Extrait source:
..............................
Avez-vous changé d’opinion sur le télétravail ?

Les DRH au cœur de la crise | Les enseignements de la crise | publié le : 29.06.2020 |

Dominique Laurent (Schneider) : Le télétravail a réussi un stress test majeur, ce qui est le cas dans la plupart des sociétés du CAC40. En revanche, onze mois de télétravail à ce rythme-là, cela ne marche pas, sauf à en sortir avec des RPS, parce que c’est très épuisant, même si les salariés se sont affranchis de servitudes comme les transports. Si on va vers plus de télétravail, il va falloir définir ce qu’on attend du télétravail et du travail présentiel. Bref, articuler ce que les Anglais appellent le work from office et le work from home. Le télétravail va modifier la façon de travailler au bureau. Si l’on ne parvient pas à réfléchir de façon constructive, alors les collaborateurs ne voudront pas revenir. Le télétravail de demain n’est pas celui d’aujourd’hui auquel on ajouterait juste un ou deux jours.

Jean Agulhon (RATP) : La crise a permis de changer le regard de certains sur la question du télétravail. Nous nous sommes aperçus que des postes et des types d’activités que nous estimions ne pas être éligibles au télétravail pouvaient finalement l’être. Notamment, des postes administratifs RH pour lesquels nous pensions qu’il fallait que les gens soient présents car les flux informatiques ne le permettraient pas. Or ces personnes ont télétravaillé durant le confinement de manière tout à fait efficace. De ce fait, je pense que nous allons élargir le spectre des postes éligibles et assouplir les conditions de mise en œuvre du télétravail et qu’il va se démocratiser.
..............................
Consigne: Recopiez le passage de l'extrait sur le télétravail qui commence par "Dominique Laurent (Schneider) : Le" et se poursuit jusqu'à "ou deux jours." inclus. Les enregistrements n'ont aucun rôle à jouer ici.
..............................
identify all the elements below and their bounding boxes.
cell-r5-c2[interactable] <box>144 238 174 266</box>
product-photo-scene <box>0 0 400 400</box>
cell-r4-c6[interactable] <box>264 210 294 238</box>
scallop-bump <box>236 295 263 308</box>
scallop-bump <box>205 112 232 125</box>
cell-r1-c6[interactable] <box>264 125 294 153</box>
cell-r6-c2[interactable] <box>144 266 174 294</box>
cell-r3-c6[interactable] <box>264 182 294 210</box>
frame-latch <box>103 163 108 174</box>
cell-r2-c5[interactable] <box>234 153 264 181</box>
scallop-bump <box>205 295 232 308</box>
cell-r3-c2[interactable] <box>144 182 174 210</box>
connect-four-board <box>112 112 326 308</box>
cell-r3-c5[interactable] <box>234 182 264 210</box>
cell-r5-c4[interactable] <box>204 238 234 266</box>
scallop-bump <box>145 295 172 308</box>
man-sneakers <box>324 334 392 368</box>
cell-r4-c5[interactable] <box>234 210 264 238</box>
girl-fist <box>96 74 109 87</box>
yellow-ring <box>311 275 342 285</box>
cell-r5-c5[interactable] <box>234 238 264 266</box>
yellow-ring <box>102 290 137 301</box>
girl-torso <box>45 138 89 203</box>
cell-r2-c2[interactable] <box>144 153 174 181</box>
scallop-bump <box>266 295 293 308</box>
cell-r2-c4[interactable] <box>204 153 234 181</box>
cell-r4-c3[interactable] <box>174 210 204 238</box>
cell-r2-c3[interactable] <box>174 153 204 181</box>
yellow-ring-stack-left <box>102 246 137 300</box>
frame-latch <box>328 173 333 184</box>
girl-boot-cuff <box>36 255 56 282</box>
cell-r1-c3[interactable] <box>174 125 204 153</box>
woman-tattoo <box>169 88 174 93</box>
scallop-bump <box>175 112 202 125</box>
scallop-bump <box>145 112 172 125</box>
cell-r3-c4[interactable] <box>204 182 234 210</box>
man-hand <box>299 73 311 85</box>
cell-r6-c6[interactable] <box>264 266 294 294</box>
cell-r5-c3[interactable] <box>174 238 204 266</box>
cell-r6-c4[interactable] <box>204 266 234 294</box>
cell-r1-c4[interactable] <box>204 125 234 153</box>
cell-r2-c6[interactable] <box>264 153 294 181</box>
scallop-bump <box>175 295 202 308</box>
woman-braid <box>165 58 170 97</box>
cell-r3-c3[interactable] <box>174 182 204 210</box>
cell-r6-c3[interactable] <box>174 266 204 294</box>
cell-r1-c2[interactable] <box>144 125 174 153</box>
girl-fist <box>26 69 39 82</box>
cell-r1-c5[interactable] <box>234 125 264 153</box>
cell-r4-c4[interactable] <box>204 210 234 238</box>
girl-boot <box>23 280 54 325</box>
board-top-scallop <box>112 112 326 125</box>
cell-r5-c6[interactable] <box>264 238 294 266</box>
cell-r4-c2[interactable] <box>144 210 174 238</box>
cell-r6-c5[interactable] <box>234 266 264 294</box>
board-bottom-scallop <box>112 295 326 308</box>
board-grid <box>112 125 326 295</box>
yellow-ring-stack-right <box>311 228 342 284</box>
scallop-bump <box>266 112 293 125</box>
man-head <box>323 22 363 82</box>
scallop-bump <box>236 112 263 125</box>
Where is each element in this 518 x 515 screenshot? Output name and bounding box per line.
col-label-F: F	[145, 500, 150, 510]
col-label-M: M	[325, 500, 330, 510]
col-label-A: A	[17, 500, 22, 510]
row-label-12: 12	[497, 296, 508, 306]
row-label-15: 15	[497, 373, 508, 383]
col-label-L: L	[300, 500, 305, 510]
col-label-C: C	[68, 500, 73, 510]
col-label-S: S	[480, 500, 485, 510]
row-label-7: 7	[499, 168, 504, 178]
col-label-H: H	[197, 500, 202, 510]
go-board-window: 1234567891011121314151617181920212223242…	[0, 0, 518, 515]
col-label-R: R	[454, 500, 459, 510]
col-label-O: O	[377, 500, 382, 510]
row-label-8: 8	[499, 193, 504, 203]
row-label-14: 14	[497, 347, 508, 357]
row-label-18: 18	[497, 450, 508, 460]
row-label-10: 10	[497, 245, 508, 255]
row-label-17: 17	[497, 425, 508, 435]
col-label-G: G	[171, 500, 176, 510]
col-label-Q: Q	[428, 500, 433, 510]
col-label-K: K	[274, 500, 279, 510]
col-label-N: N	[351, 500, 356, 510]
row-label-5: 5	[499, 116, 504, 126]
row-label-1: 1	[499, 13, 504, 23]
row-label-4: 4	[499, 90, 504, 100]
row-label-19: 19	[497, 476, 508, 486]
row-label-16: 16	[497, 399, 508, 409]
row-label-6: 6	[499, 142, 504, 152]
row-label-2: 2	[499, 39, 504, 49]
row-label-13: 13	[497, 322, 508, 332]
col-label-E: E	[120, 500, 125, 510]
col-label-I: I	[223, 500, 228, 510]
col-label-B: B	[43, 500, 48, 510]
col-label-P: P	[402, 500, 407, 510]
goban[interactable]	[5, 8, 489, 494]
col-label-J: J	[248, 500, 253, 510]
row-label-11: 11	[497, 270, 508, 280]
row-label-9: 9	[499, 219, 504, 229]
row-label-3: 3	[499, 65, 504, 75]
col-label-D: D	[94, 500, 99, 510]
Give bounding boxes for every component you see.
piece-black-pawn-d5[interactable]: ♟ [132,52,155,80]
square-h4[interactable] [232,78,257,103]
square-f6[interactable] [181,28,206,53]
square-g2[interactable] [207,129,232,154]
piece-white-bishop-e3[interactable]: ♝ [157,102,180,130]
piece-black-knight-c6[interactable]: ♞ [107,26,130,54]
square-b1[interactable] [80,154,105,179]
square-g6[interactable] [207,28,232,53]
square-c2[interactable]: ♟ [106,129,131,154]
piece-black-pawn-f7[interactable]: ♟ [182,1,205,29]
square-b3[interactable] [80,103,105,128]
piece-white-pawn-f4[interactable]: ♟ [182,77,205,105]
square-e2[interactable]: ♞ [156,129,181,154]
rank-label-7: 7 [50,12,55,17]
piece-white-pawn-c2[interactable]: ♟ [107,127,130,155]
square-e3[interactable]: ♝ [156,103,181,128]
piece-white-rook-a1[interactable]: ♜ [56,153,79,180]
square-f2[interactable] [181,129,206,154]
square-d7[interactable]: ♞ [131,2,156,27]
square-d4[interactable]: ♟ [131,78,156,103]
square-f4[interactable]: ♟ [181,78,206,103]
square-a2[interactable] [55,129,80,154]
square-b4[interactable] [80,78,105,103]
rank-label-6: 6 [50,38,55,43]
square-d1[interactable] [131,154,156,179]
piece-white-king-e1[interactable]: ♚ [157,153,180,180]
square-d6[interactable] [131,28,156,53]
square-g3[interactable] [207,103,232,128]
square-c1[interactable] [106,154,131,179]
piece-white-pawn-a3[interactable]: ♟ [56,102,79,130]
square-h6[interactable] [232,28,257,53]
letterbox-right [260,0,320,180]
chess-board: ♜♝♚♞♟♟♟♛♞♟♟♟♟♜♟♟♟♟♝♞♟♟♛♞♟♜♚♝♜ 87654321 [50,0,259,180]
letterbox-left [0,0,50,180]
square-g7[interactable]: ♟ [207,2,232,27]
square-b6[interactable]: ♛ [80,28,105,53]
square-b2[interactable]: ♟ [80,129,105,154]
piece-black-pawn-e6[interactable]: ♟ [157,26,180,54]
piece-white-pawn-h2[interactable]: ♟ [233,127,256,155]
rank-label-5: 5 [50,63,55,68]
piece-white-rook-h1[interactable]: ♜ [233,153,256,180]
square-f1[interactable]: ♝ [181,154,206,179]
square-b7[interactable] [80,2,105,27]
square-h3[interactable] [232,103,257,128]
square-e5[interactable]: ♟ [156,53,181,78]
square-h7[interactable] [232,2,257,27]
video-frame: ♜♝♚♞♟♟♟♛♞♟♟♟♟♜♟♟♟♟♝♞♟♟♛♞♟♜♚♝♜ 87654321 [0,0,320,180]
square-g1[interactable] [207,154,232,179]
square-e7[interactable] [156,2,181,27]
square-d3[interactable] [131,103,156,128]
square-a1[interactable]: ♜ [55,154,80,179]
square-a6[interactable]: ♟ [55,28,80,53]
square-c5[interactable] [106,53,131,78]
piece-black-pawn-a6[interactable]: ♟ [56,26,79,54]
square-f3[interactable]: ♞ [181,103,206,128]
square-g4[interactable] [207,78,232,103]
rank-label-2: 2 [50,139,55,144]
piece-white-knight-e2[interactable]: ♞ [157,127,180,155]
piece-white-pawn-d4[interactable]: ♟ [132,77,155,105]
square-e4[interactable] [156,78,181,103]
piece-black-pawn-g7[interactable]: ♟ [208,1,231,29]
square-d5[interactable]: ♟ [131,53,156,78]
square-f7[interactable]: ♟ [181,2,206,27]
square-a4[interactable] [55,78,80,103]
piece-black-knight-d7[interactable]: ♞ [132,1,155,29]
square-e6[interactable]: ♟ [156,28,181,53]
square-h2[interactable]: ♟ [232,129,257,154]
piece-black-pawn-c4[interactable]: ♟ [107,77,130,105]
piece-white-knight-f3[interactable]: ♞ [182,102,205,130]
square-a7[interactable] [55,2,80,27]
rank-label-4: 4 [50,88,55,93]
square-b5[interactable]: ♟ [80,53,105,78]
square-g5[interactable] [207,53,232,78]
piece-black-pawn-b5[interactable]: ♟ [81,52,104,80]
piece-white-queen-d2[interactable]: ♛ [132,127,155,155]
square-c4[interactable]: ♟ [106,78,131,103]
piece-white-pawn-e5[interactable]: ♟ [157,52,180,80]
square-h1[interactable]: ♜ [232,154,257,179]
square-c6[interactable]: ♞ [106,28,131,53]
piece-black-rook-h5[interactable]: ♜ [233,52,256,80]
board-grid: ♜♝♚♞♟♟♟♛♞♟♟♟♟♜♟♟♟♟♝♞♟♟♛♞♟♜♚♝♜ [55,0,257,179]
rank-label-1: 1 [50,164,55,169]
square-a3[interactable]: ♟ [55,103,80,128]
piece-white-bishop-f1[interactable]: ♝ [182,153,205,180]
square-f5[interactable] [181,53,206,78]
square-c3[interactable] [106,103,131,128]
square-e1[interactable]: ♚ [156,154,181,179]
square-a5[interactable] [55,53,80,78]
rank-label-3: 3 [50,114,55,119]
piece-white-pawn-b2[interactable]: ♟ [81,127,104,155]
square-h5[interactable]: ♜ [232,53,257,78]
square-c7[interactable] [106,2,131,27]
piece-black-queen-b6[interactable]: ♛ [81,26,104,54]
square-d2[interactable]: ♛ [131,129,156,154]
..............................
Réponse:
Dominique Laurent (Schneider) : Le télétravail a réussi un stress test majeur, ce qui est le cas dans la plupart des sociétés du CAC40. En revanche, onze mois de télétravail à ce rythme-là, cela ne marche pas, sauf à en sortir avec des RPS, parce que c’est très épuisant, même si les salariés se sont affranchis de servitudes comme les transports. Si on va vers plus de télétravail, il va falloir définir ce qu’on attend du télétravail et du travail présentiel. Bref, articuler ce que les Anglais appellent le work from office et le work from home. Le télétravail va modifier la façon de travailler au bureau. Si l’on ne parvient pas à réfléchir de façon constructive, alors les collaborateurs ne voudront pas revenir. Le télétravail de demain n’est pas celui d’aujourd’hui auquel on ajouterait juste un ou deux jours.